#### [Requirement]
Each line in the records that mentions the word "including" needs to be listed.

[Stored records]
======
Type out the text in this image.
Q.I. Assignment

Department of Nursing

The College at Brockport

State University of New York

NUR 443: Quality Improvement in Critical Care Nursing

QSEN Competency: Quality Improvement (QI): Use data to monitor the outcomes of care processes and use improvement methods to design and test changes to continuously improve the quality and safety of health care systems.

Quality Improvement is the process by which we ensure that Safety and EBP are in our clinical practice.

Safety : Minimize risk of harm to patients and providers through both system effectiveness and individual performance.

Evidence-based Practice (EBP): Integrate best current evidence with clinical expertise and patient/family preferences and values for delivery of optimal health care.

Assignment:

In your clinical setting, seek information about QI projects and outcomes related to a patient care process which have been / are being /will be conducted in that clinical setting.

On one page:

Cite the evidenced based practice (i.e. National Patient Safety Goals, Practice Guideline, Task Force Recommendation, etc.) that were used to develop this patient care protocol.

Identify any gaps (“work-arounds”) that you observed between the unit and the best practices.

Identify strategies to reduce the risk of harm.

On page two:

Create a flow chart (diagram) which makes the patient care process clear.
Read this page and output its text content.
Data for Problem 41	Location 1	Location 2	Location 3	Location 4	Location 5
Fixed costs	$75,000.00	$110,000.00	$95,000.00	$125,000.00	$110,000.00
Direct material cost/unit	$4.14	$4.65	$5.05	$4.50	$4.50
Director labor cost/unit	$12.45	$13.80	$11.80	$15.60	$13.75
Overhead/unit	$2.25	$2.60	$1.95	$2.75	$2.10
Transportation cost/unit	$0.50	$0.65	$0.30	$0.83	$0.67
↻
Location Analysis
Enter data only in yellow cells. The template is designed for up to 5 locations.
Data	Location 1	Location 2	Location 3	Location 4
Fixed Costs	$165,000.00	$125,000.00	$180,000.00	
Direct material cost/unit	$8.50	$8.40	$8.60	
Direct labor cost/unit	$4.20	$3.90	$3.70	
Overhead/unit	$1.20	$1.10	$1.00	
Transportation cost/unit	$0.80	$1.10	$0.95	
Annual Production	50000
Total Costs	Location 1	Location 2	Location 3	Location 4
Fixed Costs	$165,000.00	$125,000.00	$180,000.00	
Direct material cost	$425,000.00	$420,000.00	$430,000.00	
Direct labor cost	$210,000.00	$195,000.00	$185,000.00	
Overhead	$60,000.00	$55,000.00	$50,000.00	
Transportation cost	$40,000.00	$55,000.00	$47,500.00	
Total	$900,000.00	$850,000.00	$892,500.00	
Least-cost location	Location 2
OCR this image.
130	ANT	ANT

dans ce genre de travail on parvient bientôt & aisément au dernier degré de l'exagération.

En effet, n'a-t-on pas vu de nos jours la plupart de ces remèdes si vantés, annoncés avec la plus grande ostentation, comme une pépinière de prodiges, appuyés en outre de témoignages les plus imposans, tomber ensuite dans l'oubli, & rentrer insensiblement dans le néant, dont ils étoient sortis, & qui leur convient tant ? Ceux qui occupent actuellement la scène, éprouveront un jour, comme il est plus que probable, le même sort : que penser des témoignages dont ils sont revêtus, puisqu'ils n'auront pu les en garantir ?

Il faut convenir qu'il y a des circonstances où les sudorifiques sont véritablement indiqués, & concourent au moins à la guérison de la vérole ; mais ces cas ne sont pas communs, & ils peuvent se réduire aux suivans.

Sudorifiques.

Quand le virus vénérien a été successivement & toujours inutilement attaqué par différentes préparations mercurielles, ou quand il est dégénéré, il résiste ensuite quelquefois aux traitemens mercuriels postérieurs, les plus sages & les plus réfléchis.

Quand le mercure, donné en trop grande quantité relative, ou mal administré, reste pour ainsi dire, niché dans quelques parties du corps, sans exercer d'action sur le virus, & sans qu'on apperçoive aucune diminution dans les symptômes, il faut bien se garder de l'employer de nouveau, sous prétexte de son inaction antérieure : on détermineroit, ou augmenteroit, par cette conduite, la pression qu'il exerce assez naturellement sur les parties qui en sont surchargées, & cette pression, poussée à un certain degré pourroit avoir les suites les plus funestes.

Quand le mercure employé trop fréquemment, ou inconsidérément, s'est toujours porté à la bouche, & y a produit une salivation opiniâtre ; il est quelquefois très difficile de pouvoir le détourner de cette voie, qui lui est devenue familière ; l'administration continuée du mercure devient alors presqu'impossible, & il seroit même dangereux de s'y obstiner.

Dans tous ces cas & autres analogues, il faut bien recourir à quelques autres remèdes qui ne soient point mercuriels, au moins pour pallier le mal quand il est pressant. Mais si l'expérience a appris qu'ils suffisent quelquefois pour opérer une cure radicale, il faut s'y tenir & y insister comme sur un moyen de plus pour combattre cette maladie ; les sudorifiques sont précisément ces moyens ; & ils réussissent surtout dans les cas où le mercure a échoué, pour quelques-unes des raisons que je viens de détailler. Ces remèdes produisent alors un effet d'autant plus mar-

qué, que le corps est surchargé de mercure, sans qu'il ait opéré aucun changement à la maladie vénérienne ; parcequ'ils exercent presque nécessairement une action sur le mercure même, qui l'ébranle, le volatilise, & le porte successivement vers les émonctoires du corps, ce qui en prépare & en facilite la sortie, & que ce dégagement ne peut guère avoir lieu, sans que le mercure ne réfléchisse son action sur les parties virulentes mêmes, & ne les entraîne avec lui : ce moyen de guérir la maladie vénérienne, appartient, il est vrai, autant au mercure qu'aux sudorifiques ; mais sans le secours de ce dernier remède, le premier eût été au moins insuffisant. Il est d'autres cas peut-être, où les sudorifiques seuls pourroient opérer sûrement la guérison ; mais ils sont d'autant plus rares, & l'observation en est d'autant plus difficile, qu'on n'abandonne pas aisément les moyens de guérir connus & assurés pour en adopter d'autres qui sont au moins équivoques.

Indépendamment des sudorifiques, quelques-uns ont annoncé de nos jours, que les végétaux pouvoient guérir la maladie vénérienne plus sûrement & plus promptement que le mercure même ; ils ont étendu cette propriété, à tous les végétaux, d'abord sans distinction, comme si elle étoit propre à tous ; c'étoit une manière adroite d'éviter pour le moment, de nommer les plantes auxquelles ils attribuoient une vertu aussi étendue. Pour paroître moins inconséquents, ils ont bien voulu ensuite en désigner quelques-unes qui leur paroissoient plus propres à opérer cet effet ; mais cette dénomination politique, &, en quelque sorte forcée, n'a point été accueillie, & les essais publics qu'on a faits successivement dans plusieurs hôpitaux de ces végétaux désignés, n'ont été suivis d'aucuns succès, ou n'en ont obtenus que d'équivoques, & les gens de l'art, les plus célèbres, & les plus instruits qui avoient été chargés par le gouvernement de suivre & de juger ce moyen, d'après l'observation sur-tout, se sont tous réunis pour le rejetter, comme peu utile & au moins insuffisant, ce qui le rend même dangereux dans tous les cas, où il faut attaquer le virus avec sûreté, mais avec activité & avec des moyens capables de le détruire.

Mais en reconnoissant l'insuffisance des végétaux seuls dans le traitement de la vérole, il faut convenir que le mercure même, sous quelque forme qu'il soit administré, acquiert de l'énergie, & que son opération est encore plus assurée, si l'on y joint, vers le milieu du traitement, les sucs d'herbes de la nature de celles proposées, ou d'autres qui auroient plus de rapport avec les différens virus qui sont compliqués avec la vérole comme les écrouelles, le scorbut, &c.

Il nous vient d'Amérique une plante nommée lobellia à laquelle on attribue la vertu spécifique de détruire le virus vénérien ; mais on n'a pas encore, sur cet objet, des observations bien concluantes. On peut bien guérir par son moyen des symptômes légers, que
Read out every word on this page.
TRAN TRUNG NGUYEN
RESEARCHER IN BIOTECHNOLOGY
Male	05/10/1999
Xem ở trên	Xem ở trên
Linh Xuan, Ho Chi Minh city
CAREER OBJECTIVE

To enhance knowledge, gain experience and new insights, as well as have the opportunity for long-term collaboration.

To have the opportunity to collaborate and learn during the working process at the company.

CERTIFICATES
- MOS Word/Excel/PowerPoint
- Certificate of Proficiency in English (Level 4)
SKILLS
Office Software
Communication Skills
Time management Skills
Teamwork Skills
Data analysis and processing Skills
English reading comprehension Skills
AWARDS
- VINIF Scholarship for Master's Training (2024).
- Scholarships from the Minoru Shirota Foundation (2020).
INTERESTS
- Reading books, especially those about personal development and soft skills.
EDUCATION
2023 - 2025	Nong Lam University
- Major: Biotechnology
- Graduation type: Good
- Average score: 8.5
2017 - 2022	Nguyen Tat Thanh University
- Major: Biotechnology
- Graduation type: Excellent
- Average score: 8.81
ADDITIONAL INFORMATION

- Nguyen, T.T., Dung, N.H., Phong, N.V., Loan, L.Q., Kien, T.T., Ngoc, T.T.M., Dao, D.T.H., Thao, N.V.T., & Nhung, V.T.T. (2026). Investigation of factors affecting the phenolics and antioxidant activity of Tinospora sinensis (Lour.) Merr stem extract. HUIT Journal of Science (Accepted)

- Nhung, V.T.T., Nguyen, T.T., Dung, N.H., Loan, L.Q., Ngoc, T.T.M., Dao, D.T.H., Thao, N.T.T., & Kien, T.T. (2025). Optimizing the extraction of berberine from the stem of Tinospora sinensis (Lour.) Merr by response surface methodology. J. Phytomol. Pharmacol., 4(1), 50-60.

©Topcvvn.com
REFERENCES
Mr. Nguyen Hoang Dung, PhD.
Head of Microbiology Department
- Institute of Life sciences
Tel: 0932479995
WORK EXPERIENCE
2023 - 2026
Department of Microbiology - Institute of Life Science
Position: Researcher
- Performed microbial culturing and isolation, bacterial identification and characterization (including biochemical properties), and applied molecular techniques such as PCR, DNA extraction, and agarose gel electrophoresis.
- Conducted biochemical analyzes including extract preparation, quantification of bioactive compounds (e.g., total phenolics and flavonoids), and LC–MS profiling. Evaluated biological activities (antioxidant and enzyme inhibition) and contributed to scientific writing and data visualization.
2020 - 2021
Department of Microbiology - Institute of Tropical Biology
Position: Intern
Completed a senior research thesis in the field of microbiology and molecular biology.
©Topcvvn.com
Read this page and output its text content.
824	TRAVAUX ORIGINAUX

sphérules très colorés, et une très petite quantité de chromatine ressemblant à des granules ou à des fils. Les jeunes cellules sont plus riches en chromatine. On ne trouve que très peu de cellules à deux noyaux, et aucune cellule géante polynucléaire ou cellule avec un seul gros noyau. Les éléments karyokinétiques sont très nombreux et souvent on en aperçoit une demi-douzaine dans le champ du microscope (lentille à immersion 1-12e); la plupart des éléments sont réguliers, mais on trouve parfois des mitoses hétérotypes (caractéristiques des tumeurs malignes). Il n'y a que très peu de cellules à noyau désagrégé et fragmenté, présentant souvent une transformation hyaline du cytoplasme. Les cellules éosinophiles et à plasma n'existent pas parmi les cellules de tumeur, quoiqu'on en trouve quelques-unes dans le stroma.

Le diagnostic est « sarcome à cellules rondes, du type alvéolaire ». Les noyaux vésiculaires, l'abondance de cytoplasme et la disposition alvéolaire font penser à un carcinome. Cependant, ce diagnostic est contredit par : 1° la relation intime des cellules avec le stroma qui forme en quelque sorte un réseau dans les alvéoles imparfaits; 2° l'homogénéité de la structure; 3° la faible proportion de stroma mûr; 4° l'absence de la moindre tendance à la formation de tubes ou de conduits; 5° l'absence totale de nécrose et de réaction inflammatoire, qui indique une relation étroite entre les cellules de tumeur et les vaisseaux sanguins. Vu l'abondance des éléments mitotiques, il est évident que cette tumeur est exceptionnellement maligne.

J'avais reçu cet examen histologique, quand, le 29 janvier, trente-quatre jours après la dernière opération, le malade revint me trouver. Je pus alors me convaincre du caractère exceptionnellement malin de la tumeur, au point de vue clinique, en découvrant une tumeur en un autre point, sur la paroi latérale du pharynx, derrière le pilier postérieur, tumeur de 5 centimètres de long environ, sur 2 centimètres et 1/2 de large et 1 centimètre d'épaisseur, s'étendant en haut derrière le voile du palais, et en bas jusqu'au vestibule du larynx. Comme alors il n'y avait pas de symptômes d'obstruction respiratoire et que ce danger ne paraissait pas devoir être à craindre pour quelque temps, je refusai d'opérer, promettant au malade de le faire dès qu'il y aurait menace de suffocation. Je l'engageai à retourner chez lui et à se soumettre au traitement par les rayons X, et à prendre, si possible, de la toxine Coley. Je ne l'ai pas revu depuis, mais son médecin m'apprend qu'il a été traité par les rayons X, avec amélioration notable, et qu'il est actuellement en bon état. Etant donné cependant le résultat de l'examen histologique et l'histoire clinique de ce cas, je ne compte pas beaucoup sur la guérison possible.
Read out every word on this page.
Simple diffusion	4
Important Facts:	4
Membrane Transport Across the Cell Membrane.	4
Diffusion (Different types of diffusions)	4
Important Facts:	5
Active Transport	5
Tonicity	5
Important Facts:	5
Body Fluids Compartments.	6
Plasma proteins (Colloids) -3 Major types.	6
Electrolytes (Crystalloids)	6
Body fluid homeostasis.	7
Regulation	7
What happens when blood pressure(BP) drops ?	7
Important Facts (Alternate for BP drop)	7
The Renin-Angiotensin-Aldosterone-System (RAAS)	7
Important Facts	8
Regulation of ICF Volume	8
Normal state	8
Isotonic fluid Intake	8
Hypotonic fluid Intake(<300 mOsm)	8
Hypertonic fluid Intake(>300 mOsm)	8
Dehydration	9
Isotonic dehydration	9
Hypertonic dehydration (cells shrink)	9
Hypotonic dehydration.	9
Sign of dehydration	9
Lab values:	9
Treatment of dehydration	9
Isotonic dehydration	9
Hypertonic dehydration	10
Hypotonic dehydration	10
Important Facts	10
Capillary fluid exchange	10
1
======
#### [Solved problem]
- Performed microbial culturing and isolation, bacterial identification and characterization (including biochemical properties), and applied molecular techniques such as PCR, DNA extraction, and agarose gel electrophoresis.
- Conducted biochemical analyzes including extract preparation, quantification of bioactive compounds (e.g., total phenolics and flavonoids), and LC–MS profiling. Evaluated biological activities (antioxidant and enzyme inhibition) and contributed to scientific writing and data visualization.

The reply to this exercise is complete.